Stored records
◆ ◆ ◆ ◆
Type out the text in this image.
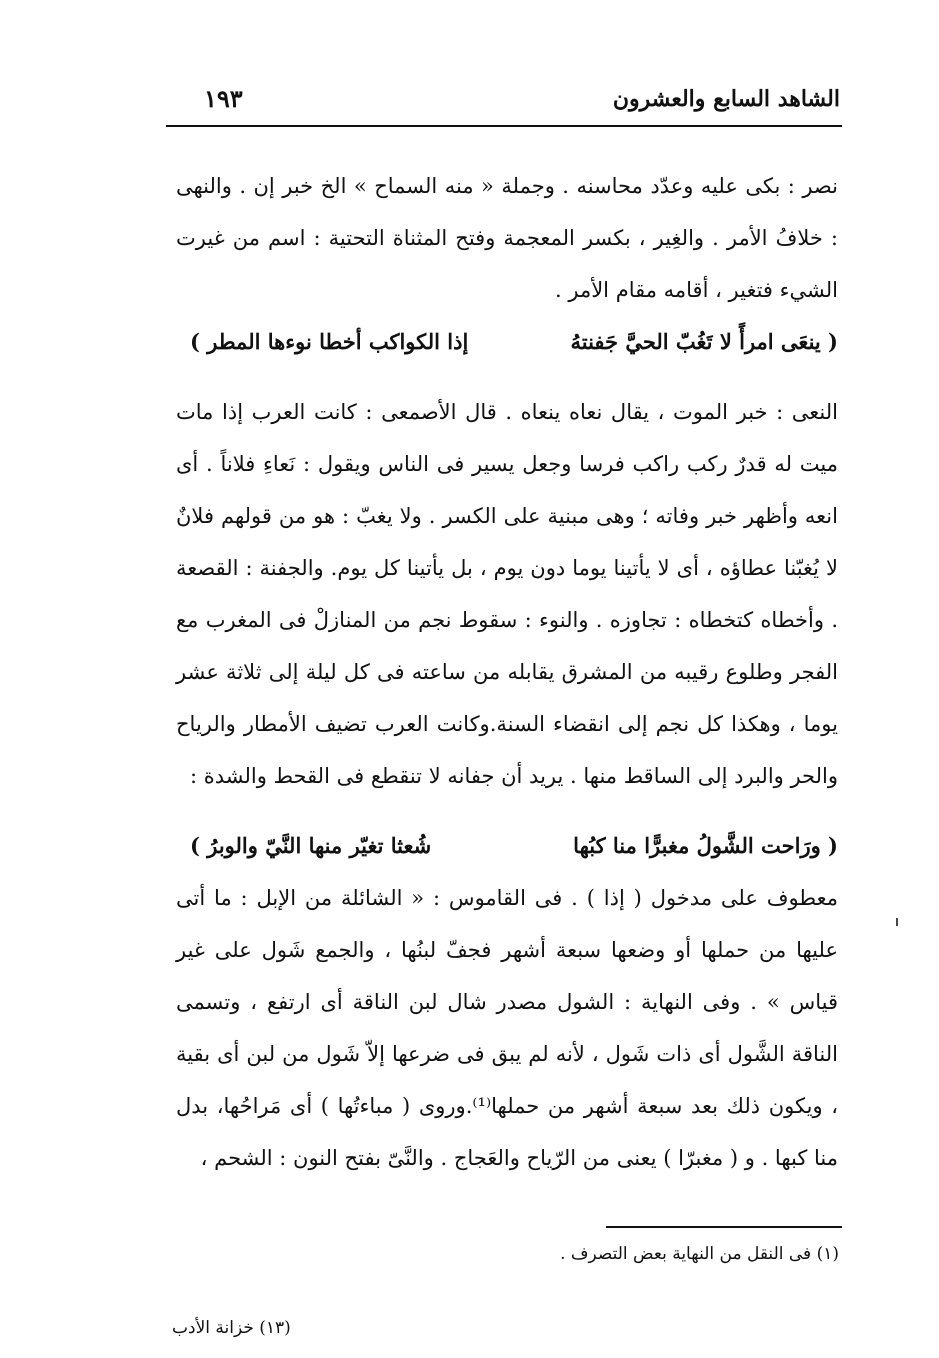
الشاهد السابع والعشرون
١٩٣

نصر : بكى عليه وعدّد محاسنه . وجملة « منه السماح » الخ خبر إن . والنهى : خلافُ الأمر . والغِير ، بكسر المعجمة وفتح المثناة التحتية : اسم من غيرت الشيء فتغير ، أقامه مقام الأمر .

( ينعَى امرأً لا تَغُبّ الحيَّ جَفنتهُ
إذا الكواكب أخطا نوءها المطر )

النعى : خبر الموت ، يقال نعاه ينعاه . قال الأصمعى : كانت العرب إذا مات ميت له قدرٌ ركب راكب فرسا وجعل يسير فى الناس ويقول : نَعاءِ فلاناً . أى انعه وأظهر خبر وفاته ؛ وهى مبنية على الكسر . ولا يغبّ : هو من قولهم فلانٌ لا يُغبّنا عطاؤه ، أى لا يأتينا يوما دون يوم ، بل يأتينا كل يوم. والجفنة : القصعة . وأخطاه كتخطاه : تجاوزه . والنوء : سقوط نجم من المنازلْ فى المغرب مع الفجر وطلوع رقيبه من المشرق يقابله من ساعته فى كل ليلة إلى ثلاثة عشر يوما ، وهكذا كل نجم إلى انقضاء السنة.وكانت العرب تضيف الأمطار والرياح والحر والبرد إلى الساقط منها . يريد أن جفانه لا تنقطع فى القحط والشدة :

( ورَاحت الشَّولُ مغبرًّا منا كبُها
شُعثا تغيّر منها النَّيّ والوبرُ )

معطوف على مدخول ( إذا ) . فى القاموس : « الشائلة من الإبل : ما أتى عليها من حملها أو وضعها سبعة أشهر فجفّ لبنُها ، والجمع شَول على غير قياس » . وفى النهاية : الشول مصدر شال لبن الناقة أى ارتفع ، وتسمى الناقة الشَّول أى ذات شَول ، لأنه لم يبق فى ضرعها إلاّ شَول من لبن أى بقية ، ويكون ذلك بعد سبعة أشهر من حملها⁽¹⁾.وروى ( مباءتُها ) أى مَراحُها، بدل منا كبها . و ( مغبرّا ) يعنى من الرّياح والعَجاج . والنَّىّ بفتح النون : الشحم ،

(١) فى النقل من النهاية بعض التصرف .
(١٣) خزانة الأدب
◆ ◆ ◆ ◆
#### [EXERCISE TASK]
Restate each entry word for word, please, but drop any images it holds.

#### [ANSWER TO THE EXERCISE]
Type out the text in this image.
الشاهد السابع والعشرون
١٩٣

نصر : بكى عليه وعدّد محاسنه . وجملة « منه السماح » الخ خبر إن . والنهى : خلافُ الأمر . والغِير ، بكسر المعجمة وفتح المثناة التحتية : اسم من غيرت الشيء فتغير ، أقامه مقام الأمر .

( ينعَى امرأً لا تَغُبّ الحيَّ جَفنتهُ
إذا الكواكب أخطا نوءها المطر )

النعى : خبر الموت ، يقال نعاه ينعاه . قال الأصمعى : كانت العرب إذا مات ميت له قدرٌ ركب راكب فرسا وجعل يسير فى الناس ويقول : نَعاءِ فلاناً . أى انعه وأظهر خبر وفاته ؛ وهى مبنية على الكسر . ولا يغبّ : هو من قولهم فلانٌ لا يُغبّنا عطاؤه ، أى لا يأتينا يوما دون يوم ، بل يأتينا كل يوم. والجفنة : القصعة . وأخطاه كتخطاه : تجاوزه . والنوء : سقوط نجم من المنازلْ فى المغرب مع الفجر وطلوع رقيبه من المشرق يقابله من ساعته فى كل ليلة إلى ثلاثة عشر يوما ، وهكذا كل نجم إلى انقضاء السنة.وكانت العرب تضيف الأمطار والرياح والحر والبرد إلى الساقط منها . يريد أن جفانه لا تنقطع فى القحط والشدة :

( ورَاحت الشَّولُ مغبرًّا منا كبُها
شُعثا تغيّر منها النَّيّ والوبرُ )

معطوف على مدخول ( إذا ) . فى القاموس : « الشائلة من الإبل : ما أتى عليها من حملها أو وضعها سبعة أشهر فجفّ لبنُها ، والجمع شَول على غير قياس » . وفى النهاية : الشول مصدر شال لبن الناقة أى ارتفع ، وتسمى الناقة الشَّول أى ذات شَول ، لأنه لم يبق فى ضرعها إلاّ شَول من لبن أى بقية ، ويكون ذلك بعد سبعة أشهر من حملها⁽¹⁾.وروى ( مباءتُها ) أى مَراحُها، بدل منا كبها . و ( مغبرّا ) يعنى من الرّياح والعَجاج . والنَّىّ بفتح النون : الشحم ،

(١) فى النقل من النهاية بعض التصرف .
(١٣) خزانة الأدب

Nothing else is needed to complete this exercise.